### INSTRUCTIONS FOR THE TASK
Type out the records that follow, exactly as given.
#### EXERCISE MATERIALS ####
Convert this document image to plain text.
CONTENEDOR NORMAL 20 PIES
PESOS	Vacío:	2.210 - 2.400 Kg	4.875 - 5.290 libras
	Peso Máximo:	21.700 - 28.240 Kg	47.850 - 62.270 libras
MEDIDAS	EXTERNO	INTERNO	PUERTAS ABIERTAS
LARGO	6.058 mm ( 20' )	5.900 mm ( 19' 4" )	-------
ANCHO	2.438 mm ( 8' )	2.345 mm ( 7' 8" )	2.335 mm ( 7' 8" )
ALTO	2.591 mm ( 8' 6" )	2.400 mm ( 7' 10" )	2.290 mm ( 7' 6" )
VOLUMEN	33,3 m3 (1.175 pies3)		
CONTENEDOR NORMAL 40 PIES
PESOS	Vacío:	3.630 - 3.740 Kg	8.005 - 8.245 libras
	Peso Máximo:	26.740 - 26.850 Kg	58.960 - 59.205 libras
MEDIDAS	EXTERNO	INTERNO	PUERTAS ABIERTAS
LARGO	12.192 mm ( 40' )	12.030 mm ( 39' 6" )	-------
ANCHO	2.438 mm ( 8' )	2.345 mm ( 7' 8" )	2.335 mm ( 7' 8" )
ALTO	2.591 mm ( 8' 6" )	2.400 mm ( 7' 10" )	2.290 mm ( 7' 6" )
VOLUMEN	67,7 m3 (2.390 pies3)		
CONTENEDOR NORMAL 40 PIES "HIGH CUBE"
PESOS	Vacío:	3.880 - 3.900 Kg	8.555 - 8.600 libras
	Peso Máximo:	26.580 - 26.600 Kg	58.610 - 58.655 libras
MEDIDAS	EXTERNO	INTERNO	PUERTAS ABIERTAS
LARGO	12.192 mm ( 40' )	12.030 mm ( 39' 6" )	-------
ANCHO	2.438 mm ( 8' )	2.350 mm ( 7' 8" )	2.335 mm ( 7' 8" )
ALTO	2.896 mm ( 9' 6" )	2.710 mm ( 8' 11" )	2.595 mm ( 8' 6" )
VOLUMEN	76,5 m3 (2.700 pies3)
####
### WRITTEN ANSWER
Convert this document image to plain text.
CONTENEDOR NORMAL 20 PIES
PESOS	Vacío:	2.210 - 2.400 Kg	4.875 - 5.290 libras
	Peso Máximo:	21.700 - 28.240 Kg	47.850 - 62.270 libras
MEDIDAS	EXTERNO	INTERNO	PUERTAS ABIERTAS
LARGO	6.058 mm ( 20' )	5.900 mm ( 19' 4" )	-------
ANCHO	2.438 mm ( 8' )	2.345 mm ( 7' 8" )	2.335 mm ( 7' 8" )
ALTO	2.591 mm ( 8' 6" )	2.400 mm ( 7' 10" )	2.290 mm ( 7' 6" )
VOLUMEN	33,3 m3 (1.175 pies3)		
CONTENEDOR NORMAL 40 PIES
PESOS	Vacío:	3.630 - 3.740 Kg	8.005 - 8.245 libras
	Peso Máximo:	26.740 - 26.850 Kg	58.960 - 59.205 libras
MEDIDAS	EXTERNO	INTERNO	PUERTAS ABIERTAS
LARGO	12.192 mm ( 40' )	12.030 mm ( 39' 6" )	-------
ANCHO	2.438 mm ( 8' )	2.345 mm ( 7' 8" )	2.335 mm ( 7' 8" )
ALTO	2.591 mm ( 8' 6" )	2.400 mm ( 7' 10" )	2.290 mm ( 7' 6" )
VOLUMEN	67,7 m3 (2.390 pies3)		
CONTENEDOR NORMAL 40 PIES "HIGH CUBE"
PESOS	Vacío:	3.880 - 3.900 Kg	8.555 - 8.600 libras
	Peso Máximo:	26.580 - 26.600 Kg	58.610 - 58.655 libras
MEDIDAS	EXTERNO	INTERNO	PUERTAS ABIERTAS
LARGO	12.192 mm ( 40' )	12.030 mm ( 39' 6" )	-------
ANCHO	2.438 mm ( 8' )	2.350 mm ( 7' 8" )	2.335 mm ( 7' 8" )
ALTO	2.896 mm ( 9' 6" )	2.710 mm ( 8' 11" )	2.595 mm ( 8' 6" )
VOLUMEN	76,5 m3 (2.700 pies3)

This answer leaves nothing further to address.